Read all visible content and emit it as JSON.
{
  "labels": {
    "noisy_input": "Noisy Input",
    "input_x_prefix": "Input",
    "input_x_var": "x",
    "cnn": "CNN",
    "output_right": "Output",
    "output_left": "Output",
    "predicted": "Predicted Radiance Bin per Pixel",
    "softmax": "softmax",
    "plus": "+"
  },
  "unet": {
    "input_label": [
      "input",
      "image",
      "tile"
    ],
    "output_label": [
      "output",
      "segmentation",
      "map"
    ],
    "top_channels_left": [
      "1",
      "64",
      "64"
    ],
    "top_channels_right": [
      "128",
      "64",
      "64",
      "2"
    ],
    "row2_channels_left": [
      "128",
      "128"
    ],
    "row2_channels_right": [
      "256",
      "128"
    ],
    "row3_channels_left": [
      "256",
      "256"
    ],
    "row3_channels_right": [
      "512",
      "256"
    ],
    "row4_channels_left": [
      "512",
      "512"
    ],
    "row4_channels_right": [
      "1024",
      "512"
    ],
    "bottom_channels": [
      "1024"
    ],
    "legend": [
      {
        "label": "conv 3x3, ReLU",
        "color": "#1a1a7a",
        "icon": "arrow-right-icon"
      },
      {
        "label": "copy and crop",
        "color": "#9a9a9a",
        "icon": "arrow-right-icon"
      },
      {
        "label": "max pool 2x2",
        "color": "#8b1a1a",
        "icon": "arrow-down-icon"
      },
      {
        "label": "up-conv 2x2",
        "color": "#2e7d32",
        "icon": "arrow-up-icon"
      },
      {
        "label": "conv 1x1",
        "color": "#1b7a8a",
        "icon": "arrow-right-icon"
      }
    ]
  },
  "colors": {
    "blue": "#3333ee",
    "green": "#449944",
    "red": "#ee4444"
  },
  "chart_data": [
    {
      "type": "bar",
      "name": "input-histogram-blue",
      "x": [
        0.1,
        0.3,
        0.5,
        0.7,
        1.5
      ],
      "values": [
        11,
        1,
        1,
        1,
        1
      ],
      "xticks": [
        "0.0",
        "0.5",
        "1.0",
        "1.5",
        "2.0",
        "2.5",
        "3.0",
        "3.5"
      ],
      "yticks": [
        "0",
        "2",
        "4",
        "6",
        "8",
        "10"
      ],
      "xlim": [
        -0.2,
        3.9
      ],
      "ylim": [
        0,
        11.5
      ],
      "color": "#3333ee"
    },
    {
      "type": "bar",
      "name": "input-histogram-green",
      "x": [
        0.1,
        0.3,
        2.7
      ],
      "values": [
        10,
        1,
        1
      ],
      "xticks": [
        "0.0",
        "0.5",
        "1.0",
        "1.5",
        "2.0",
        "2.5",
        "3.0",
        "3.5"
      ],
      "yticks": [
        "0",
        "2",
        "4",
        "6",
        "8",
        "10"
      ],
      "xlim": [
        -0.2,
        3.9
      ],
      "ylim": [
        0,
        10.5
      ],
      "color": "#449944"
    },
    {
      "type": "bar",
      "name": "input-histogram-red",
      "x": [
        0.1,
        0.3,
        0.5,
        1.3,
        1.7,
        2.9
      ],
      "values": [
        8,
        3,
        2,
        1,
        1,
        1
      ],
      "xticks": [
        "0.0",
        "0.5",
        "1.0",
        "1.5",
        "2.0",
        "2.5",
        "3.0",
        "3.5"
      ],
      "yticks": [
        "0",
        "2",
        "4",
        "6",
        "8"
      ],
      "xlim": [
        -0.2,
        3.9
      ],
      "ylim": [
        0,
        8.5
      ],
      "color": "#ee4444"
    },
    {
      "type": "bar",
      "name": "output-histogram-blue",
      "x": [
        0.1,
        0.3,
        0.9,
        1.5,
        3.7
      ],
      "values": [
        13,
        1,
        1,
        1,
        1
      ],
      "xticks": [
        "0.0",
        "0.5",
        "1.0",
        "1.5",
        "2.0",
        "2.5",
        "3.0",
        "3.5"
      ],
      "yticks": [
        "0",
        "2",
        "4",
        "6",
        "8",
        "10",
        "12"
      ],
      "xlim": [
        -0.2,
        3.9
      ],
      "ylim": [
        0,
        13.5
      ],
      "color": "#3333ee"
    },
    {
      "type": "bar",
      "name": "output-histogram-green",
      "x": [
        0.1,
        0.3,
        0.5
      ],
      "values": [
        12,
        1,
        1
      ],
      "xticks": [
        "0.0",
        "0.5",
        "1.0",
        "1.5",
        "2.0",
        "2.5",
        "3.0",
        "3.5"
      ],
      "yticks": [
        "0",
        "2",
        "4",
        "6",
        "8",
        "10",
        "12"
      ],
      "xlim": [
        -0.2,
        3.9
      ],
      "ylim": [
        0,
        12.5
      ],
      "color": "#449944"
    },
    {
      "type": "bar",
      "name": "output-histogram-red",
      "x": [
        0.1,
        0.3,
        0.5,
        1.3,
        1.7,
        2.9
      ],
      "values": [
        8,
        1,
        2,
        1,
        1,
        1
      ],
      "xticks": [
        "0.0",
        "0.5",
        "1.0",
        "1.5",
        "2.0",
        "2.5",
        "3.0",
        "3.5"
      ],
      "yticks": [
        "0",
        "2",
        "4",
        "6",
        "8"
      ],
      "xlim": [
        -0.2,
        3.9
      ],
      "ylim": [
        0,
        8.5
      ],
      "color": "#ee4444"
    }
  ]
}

__The task__: Repeat the whole listing exactly, keeping every line intact.

__The response__:
Read all visible content and emit it as JSON.
{
  "labels": {
    "noisy_input": "Noisy Input",
    "input_x_prefix": "Input",
    "input_x_var": "x",
    "cnn": "CNN",
    "output_right": "Output",
    "output_left": "Output",
    "predicted": "Predicted Radiance Bin per Pixel",
    "softmax": "softmax",
    "plus": "+"
  },
  "unet": {
    "input_label": [
      "input",
      "image",
      "tile"
    ],
    "output_label": [
      "output",
      "segmentation",
      "map"
    ],
    "top_channels_left": [
      "1",
      "64",
      "64"
    ],
    "top_channels_right": [
      "128",
      "64",
      "64",
      "2"
    ],
    "row2_channels_left": [
      "128",
      "128"
    ],
    "row2_channels_right": [
      "256",
      "128"
    ],
    "row3_channels_left": [
      "256",
      "256"
    ],
    "row3_channels_right": [
      "512",
      "256"
    ],
    "row4_channels_left": [
      "512",
      "512"
    ],
    "row4_channels_right": [
      "1024",
      "512"
    ],
    "bottom_channels": [
      "1024"
    ],
    "legend": [
      {
        "label": "conv 3x3, ReLU",
        "color": "#1a1a7a",
        "icon": "arrow-right-icon"
      },
      {
        "label": "copy and crop",
        "color": "#9a9a9a",
        "icon": "arrow-right-icon"
      },
      {
        "label": "max pool 2x2",
        "color": "#8b1a1a",
        "icon": "arrow-down-icon"
      },
      {
        "label": "up-conv 2x2",
        "color": "#2e7d32",
        "icon": "arrow-up-icon"
      },
      {
        "label": "conv 1x1",
        "color": "#1b7a8a",
        "icon": "arrow-right-icon"
      }
    ]
  },
  "colors": {
    "blue": "#3333ee",
    "green": "#449944",
    "red": "#ee4444"
  },
  "chart_data": [
    {
      "type": "bar",
      "name": "input-histogram-blue",
      "x": [
        0.1,
        0.3,
        0.5,
        0.7,
        1.5
      ],
      "values": [
        11,
        1,
        1,
        1,
        1
      ],
      "xticks": [
        "0.0",
        "0.5",
        "1.0",
        "1.5",
        "2.0",
        "2.5",
        "3.0",
        "3.5"
      ],
      "yticks": [
        "0",
        "2",
        "4",
        "6",
        "8",
        "10"
      ],
      "xlim": [
        -0.2,
        3.9
      ],
      "ylim": [
        0,
        11.5
      ],
      "color": "#3333ee"
    },
    {
      "type": "bar",
      "name": "input-histogram-green",
      "x": [
        0.1,
        0.3,
        2.7
      ],
      "values": [
        10,
        1,
        1
      ],
      "xticks": [
        "0.0",
        "0.5",
        "1.0",
        "1.5",
        "2.0",
        "2.5",
        "3.0",
        "3.5"
      ],
      "yticks": [
        "0",
        "2",
        "4",
        "6",
        "8",
        "10"
      ],
      "xlim": [
        -0.2,
        3.9
      ],
      "ylim": [
        0,
        10.5
      ],
      "color": "#449944"
    },
    {
      "type": "bar",
      "name": "input-histogram-red",
      "x": [
        0.1,
        0.3,
        0.5,
        1.3,
        1.7,
        2.9
      ],
      "values": [
        8,
        3,
        2,
        1,
        1,
        1
      ],
      "xticks": [
        "0.0",
        "0.5",
        "1.0",
        "1.5",
        "2.0",
        "2.5",
        "3.0",
        "3.5"
      ],
      "yticks": [
        "0",
        "2",
        "4",
        "6",
        "8"
      ],
      "xlim": [
        -0.2,
        3.9
      ],
      "ylim": [
        0,
        8.5
      ],
      "color": "#ee4444"
    },
    {
      "type": "bar",
      "name": "output-histogram-blue",
      "x": [
        0.1,
        0.3,
        0.9,
        1.5,
        3.7
      ],
      "values": [
        13,
        1,
        1,
        1,
        1
      ],
      "xticks": [
        "0.0",
        "0.5",
        "1.0",
        "1.5",
        "2.0",
        "2.5",
        "3.0",
        "3.5"
      ],
      "yticks": [
        "0",
        "2",
        "4",
        "6",
        "8",
        "10",
        "12"
      ],
      "xlim": [
        -0.2,
        3.9
      ],
      "ylim": [
        0,
        13.5
      ],
      "color": "#3333ee"
    },
    {
      "type": "bar",
      "name": "output-histogram-green",
      "x": [
        0.1,
        0.3,
        0.5
      ],
      "values": [
        12,
        1,
        1
      ],
      "xticks": [
        "0.0",
        "0.5",
        "1.0",
        "1.5",
        "2.0",
        "2.5",
        "3.0",
        "3.5"
      ],
      "yticks": [
        "0",
        "2",
        "4",
        "6",
        "8",
        "10",
        "12"
      ],
      "xlim": [
        -0.2,
        3.9
      ],
      "ylim": [
        0,
        12.5
      ],
      "color": "#449944"
    },
    {
      "type": "bar",
      "name": "output-histogram-red",
      "x": [
        0.1,
        0.3,
        0.5,
        1.3,
        1.7,
        2.9
      ],
      "values": [
        8,
        1,
        2,
        1,
        1,
        1
      ],
      "xticks": [
        "0.0",
        "0.5",
        "1.0",
        "1.5",
        "2.0",
        "2.5",
        "3.0",
        "3.5"
      ],
      "yticks": [
        "0",
        "2",
        "4",
        "6",
        "8"
      ],
      "xlim": [
        -0.2,
        3.9
      ],
      "ylim": [
        0,
        8.5
      ],
      "color": "#ee4444"
    }
  ]
}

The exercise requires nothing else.